» Problem description: List every line below containing "name".

Structured figure records
......

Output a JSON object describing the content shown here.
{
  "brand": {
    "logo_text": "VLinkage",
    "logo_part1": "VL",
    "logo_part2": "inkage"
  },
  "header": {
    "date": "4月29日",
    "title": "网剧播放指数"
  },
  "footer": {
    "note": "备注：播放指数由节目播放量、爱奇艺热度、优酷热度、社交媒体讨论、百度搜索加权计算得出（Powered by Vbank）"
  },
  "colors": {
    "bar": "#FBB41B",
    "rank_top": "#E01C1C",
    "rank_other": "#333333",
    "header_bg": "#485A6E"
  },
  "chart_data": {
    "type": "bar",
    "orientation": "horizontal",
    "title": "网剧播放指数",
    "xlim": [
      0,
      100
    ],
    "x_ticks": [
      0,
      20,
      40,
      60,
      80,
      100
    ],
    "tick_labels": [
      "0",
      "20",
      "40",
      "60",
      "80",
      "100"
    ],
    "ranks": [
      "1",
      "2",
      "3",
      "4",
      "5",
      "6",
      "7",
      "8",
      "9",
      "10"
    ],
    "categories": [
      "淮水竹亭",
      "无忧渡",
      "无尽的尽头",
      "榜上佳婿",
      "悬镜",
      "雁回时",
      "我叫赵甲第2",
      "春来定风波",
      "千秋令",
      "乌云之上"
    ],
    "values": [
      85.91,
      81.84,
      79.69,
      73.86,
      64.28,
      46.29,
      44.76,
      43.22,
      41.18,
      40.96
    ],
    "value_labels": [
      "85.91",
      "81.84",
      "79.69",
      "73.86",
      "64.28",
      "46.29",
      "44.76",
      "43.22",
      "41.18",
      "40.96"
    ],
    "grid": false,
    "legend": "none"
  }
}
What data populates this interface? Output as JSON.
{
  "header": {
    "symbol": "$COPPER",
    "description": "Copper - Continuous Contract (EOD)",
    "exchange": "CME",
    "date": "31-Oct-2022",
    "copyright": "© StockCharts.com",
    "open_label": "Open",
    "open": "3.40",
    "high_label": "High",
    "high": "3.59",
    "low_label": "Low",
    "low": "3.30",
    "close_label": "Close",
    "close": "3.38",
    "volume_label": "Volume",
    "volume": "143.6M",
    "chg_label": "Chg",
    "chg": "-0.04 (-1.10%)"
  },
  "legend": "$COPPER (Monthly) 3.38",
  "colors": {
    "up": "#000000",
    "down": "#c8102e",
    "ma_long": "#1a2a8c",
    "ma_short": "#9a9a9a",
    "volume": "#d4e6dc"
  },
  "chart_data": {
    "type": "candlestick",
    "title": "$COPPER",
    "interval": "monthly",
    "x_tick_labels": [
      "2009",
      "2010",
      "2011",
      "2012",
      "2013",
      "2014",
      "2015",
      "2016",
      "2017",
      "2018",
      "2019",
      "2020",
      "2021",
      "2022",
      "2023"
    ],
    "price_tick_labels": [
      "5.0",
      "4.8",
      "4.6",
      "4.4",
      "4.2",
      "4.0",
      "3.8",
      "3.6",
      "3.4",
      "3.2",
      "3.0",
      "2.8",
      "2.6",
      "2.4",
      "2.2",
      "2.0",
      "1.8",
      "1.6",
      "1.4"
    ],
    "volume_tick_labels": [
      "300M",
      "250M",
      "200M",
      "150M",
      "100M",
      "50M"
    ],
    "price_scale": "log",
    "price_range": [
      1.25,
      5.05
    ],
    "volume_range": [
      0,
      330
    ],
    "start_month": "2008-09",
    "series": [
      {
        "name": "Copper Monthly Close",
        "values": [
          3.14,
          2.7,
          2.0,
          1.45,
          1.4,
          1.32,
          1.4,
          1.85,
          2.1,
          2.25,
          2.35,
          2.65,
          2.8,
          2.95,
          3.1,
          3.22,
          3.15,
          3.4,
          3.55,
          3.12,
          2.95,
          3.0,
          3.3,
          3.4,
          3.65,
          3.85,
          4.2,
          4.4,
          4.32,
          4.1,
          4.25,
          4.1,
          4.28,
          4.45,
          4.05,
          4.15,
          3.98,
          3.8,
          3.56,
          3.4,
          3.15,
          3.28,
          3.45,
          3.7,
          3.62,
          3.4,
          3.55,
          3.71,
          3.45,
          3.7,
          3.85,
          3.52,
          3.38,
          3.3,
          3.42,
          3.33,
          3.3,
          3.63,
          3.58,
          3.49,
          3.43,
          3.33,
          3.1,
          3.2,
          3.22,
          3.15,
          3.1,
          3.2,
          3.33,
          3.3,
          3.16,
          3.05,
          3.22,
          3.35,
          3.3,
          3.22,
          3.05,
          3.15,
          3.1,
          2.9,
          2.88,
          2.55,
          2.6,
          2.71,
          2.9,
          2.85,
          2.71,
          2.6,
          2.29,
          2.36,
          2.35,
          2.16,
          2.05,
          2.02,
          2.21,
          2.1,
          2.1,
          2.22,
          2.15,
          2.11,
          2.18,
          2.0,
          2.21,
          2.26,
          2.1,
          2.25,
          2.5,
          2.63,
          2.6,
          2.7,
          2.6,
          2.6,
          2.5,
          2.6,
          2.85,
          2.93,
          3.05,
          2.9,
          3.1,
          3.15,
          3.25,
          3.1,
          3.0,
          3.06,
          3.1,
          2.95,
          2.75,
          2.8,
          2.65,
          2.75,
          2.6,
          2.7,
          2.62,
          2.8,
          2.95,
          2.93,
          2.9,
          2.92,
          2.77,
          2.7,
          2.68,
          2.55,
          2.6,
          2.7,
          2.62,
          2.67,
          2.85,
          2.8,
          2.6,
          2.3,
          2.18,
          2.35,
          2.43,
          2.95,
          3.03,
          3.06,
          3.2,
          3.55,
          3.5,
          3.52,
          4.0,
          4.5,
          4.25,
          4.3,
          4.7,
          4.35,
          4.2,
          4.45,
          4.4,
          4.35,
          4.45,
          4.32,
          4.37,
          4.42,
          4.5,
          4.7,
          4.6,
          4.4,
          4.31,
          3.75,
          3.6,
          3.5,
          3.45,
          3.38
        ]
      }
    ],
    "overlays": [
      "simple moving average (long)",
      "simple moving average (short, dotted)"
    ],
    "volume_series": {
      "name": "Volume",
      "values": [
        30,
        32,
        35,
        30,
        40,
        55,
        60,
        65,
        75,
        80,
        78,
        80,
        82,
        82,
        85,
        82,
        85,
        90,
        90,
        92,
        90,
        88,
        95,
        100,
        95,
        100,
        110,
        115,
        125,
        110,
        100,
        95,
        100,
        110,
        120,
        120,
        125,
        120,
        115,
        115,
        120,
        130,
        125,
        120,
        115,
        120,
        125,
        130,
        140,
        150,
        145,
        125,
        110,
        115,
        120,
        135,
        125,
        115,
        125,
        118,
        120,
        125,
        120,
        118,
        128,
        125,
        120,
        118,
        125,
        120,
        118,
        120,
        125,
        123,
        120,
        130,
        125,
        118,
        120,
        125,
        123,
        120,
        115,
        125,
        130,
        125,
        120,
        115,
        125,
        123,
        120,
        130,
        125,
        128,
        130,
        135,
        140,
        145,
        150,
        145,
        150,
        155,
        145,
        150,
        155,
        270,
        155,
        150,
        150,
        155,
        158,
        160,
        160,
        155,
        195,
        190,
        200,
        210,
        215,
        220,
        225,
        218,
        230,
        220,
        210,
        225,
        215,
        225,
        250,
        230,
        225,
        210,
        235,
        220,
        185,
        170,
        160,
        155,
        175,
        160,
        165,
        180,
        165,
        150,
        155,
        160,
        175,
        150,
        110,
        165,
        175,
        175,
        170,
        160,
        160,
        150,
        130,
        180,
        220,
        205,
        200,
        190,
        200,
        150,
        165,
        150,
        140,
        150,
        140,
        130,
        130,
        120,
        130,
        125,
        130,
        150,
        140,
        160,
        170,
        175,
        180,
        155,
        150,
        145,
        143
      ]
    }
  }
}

......

» Result of this exercise:
        "name": "Copper Monthly Close",
      "name": "Volume",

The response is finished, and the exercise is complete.